_Exercise goal_:
Please transcribe the data below exactly. Leave the pictures out.

═══ Records supplied ═══

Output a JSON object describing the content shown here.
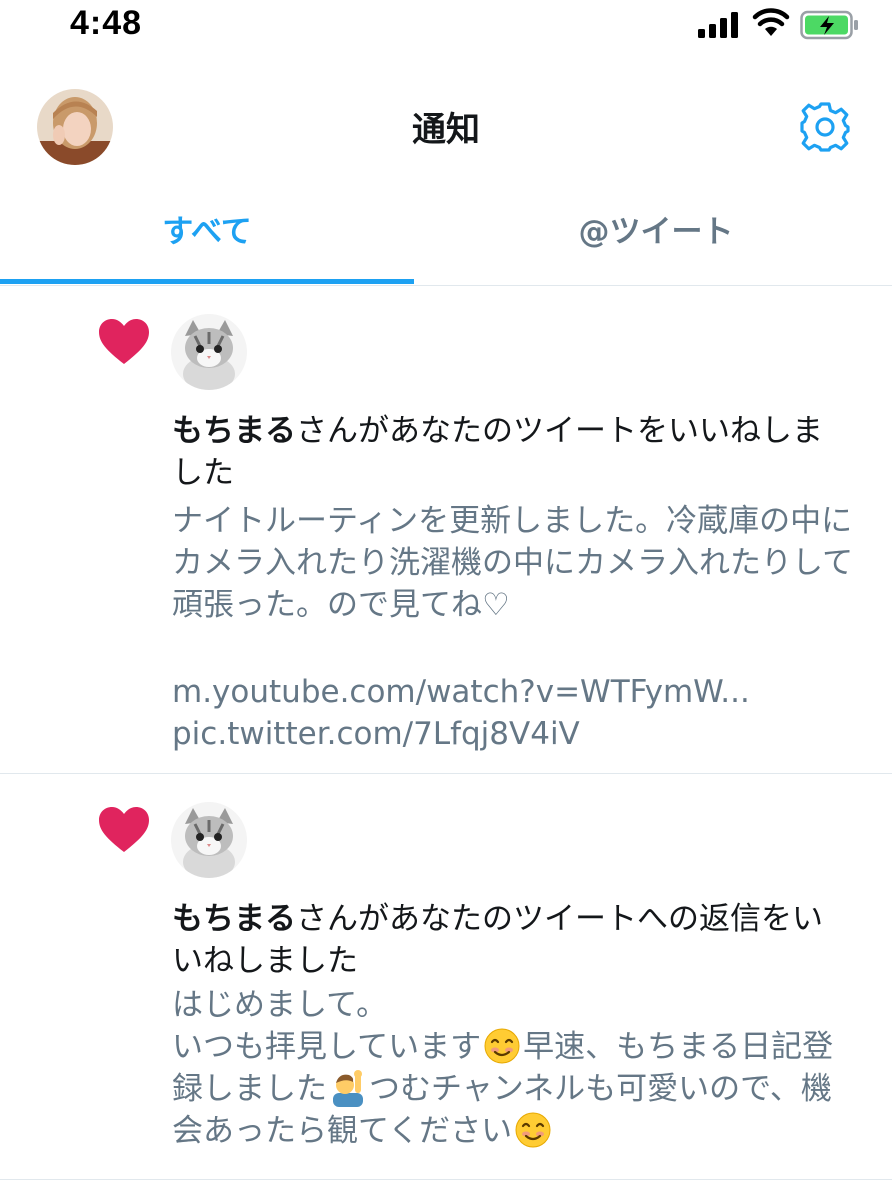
{
  "status_bar": {
    "time": "4:48"
  },
  "header": {
    "title": "通知"
  },
  "tabs": [
    {
      "label": "すべて",
      "active": true
    },
    {
      "label": "@ツイート",
      "active": false
    }
  ],
  "colors": {
    "accent": "#1da1f2",
    "heart": "#e0245e",
    "secondary_text": "#657786",
    "battery": "#4cd964"
  },
  "notifications": [
    {
      "icon": "heart-icon",
      "user_name": "もちまる",
      "action_text": "さんがあなたのツイートをいいねしました",
      "tweet_text": "ナイトルーティンを更新しました。冷蔵庫の中にカメラ入れたり洗濯機の中にカメラ入れたりして頑張った。ので見てね♡",
      "link_1": "m.youtube.com/watch?v=WTFymW...",
      "link_2": "pic.twitter.com/7Lfqj8V4iV"
    },
    {
      "icon": "heart-icon",
      "user_name": "もちまる",
      "action_text": "さんがあなたのツイートへの返信をいいねしました",
      "tweet_line_1": "はじめまして。",
      "tweet_line_2a": "いつも拝見しています",
      "tweet_line_2b": "早速、もちまる日記登録しました",
      "tweet_line_2c": "つむチャンネルも可愛いので、機会あったら観てください"
    }
  ]
}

═══

_Solution_:
Output a JSON object describing the content shown here.
{
  "status_bar": {
    "time": "4:48"
  },
  "header": {
    "title": "通知"
  },
  "tabs": [
    {
      "label": "すべて",
      "active": true
    },
    {
      "label": "@ツイート",
      "active": false
    }
  ],
  "colors": {
    "accent": "#1da1f2",
    "heart": "#e0245e",
    "secondary_text": "#657786",
    "battery": "#4cd964"
  },
  "notifications": [
    {
      "icon": "heart-icon",
      "user_name": "もちまる",
      "action_text": "さんがあなたのツイートをいいねしました",
      "tweet_text": "ナイトルーティンを更新しました。冷蔵庫の中にカメラ入れたり洗濯機の中にカメラ入れたりして頑張った。ので見てね♡",
      "link_1": "m.youtube.com/watch?v=WTFymW...",
      "link_2": "pic.twitter.com/7Lfqj8V4iV"
    },
    {
      "icon": "heart-icon",
      "user_name": "もちまる",
      "action_text": "さんがあなたのツイートへの返信をいいねしました",
      "tweet_line_1": "はじめまして。",
      "tweet_line_2a": "いつも拝見しています",
      "tweet_line_2b": "早速、もちまる日記登録しました",
      "tweet_line_2c": "つむチャンネルも可愛いので、機会あったら観てください"
    }
  ]
}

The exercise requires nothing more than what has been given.